** DIRECTION **
Copy out the data exactly, leaving the pictures behind.

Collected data
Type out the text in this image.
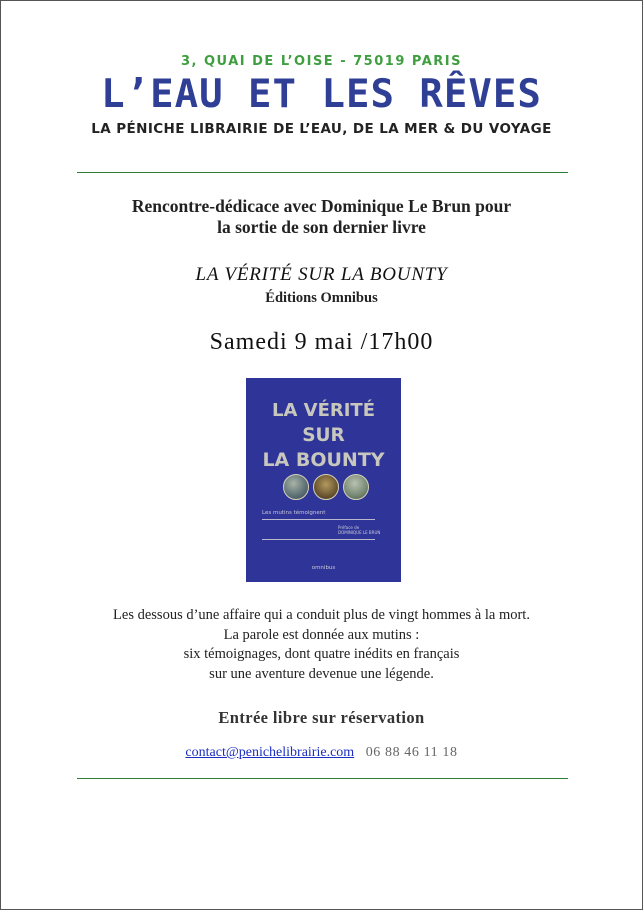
3, QUAI DE L’OISE - 75019 PARIS
L’EAU ET LES RÊVES
LA PÉNICHE LIBRAIRIE DE L’EAU, DE LA MER & DU VOYAGE
Rencontre-dédicace avec Dominique Le Brun pour
la sortie de son dernier livre
LA VÉRITÉ SUR LA BOUNTY
Éditions Omnibus
Samedi 9 mai /17h00
LA VÉRITÉ
SUR
LA BOUNTY
Les mutins témoignent
Préface de
DOMINIQUE LE BRUN
omnibus
Les dessous d’une affaire qui a conduit plus de vingt hommes à la mort.
La parole est donnée aux mutins :
six témoignages, dont quatre inédits en français
sur une aventure devenue une légende.
Entrée libre sur réservation
contact@penichelibrairie.com 06 88 46 11 18
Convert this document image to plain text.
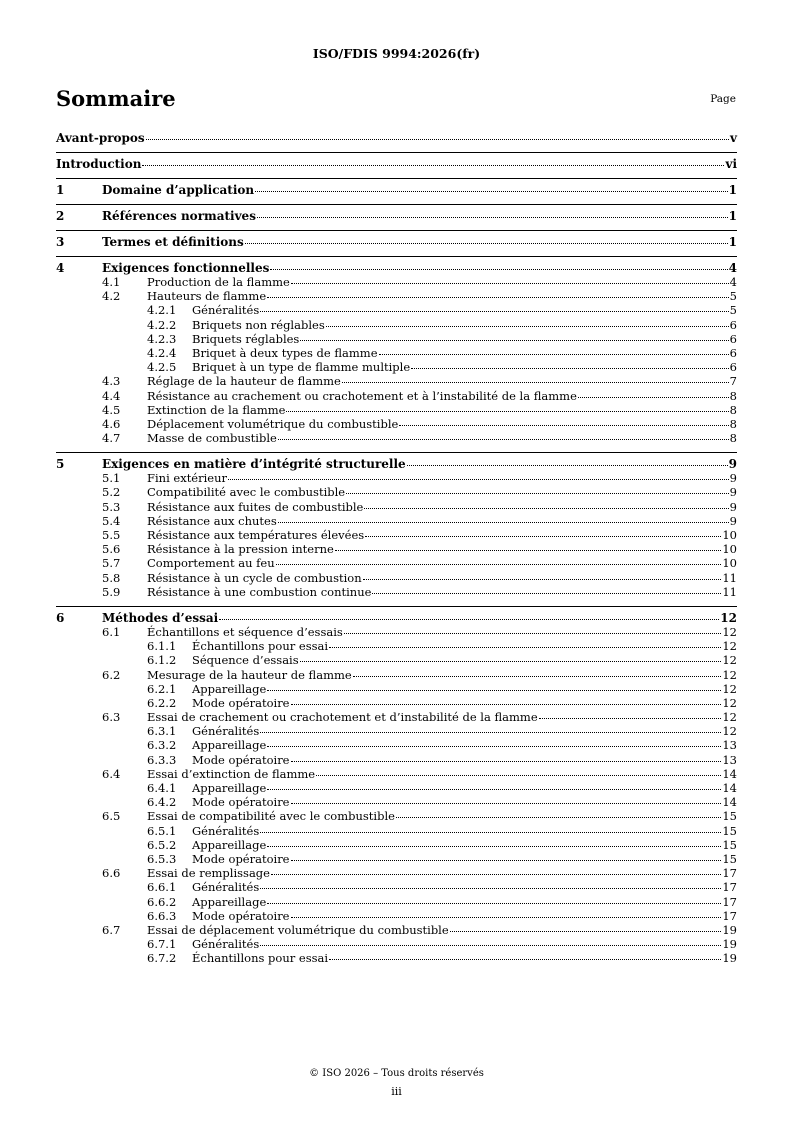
ISO/FDIS 9994:2026(fr)
Sommaire	Page
Avant-propos	v
Introduction	vi
1	Domaine d’application	1
2	Références normatives	1
3	Termes et définitions	1
4	Exigences fonctionnelles	4
4.1	Production de la flamme	4
4.2	Hauteurs de flamme	5
4.2.1	Généralités	5
4.2.2	Briquets non réglables	6
4.2.3	Briquets réglables	6
4.2.4	Briquet à deux types de flamme	6
4.2.5	Briquet à un type de flamme multiple	6
4.3	Réglage de la hauteur de flamme	7
4.4	Résistance au crachement ou crachotement et à l’instabilité de la flamme	8
4.5	Extinction de la flamme	8
4.6	Déplacement volumétrique du combustible	8
4.7	Masse de combustible	8
5	Exigences en matière d’intégrité structurelle	9
5.1	Fini extérieur	9
5.2	Compatibilité avec le combustible	9
5.3	Résistance aux fuites de combustible	9
5.4	Résistance aux chutes	9
5.5	Résistance aux températures élevées	10
5.6	Résistance à la pression interne	10
5.7	Comportement au feu	10
5.8	Résistance à un cycle de combustion	11
5.9	Résistance à une combustion continue	11
6	Méthodes d’essai	12
6.1	Échantillons et séquence d’essais	12
6.1.1	Échantillons pour essai	12
6.1.2	Séquence d’essais	12
6.2	Mesurage de la hauteur de flamme	12
6.2.1	Appareillage	12
6.2.2	Mode opératoire	12
6.3	Essai de crachement ou crachotement et d’instabilité de la flamme	12
6.3.1	Généralités	12
6.3.2	Appareillage	13
6.3.3	Mode opératoire	13
6.4	Essai d’extinction de flamme	14
6.4.1	Appareillage	14
6.4.2	Mode opératoire	14
6.5	Essai de compatibilité avec le combustible	15
6.5.1	Généralités	15
6.5.2	Appareillage	15
6.5.3	Mode opératoire	15
6.6	Essai de remplissage	17
6.6.1	Généralités	17
6.6.2	Appareillage	17
6.6.3	Mode opératoire	17
6.7	Essai de déplacement volumétrique du combustible	19
6.7.1	Généralités	19
6.7.2	Échantillons pour essai	19
© ISO 2026 – Tous droits réservés
iii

** WRITTEN RESPONSE **
Type out the text in this image.
3, QUAI DE L’OISE - 75019 PARIS
L’EAU ET LES RÊVES
LA PÉNICHE LIBRAIRIE DE L’EAU, DE LA MER & DU VOYAGE
Rencontre-dédicace avec Dominique Le Brun pour
la sortie de son dernier livre
LA VÉRITÉ SUR LA BOUNTY
Éditions Omnibus
Samedi 9 mai /17h00
LA VÉRITÉ
SUR
LA BOUNTY
Les mutins témoignent
Préface de
DOMINIQUE LE BRUN
omnibus
Les dessous d’une affaire qui a conduit plus de vingt hommes à la mort.
La parole est donnée aux mutins :
six témoignages, dont quatre inédits en français
sur une aventure devenue une légende.
Entrée libre sur réservation
contact@penichelibrairie.com 06 88 46 11 18
Convert this document image to plain text.
ISO/FDIS 9994:2026(fr)
Sommaire	Page
Avant-propos	v
Introduction	vi
1	Domaine d’application	1
2	Références normatives	1
3	Termes et définitions	1
4	Exigences fonctionnelles	4
4.1	Production de la flamme	4
4.2	Hauteurs de flamme	5
4.2.1	Généralités	5
4.2.2	Briquets non réglables	6
4.2.3	Briquets réglables	6
4.2.4	Briquet à deux types de flamme	6
4.2.5	Briquet à un type de flamme multiple	6
4.3	Réglage de la hauteur de flamme	7
4.4	Résistance au crachement ou crachotement et à l’instabilité de la flamme	8
4.5	Extinction de la flamme	8
4.6	Déplacement volumétrique du combustible	8
4.7	Masse de combustible	8
5	Exigences en matière d’intégrité structurelle	9
5.1	Fini extérieur	9
5.2	Compatibilité avec le combustible	9
5.3	Résistance aux fuites de combustible	9
5.4	Résistance aux chutes	9
5.5	Résistance aux températures élevées	10
5.6	Résistance à la pression interne	10
5.7	Comportement au feu	10
5.8	Résistance à un cycle de combustion	11
5.9	Résistance à une combustion continue	11
6	Méthodes d’essai	12
6.1	Échantillons et séquence d’essais	12
6.1.1	Échantillons pour essai	12
6.1.2	Séquence d’essais	12
6.2	Mesurage de la hauteur de flamme	12
6.2.1	Appareillage	12
6.2.2	Mode opératoire	12
6.3	Essai de crachement ou crachotement et d’instabilité de la flamme	12
6.3.1	Généralités	12
6.3.2	Appareillage	13
6.3.3	Mode opératoire	13
6.4	Essai d’extinction de flamme	14
6.4.1	Appareillage	14
6.4.2	Mode opératoire	14
6.5	Essai de compatibilité avec le combustible	15
6.5.1	Généralités	15
6.5.2	Appareillage	15
6.5.3	Mode opératoire	15
6.6	Essai de remplissage	17
6.6.1	Généralités	17
6.6.2	Appareillage	17
6.6.3	Mode opératoire	17
6.7	Essai de déplacement volumétrique du combustible	19
6.7.1	Généralités	19
6.7.2	Échantillons pour essai	19
© ISO 2026 – Tous droits réservés
iii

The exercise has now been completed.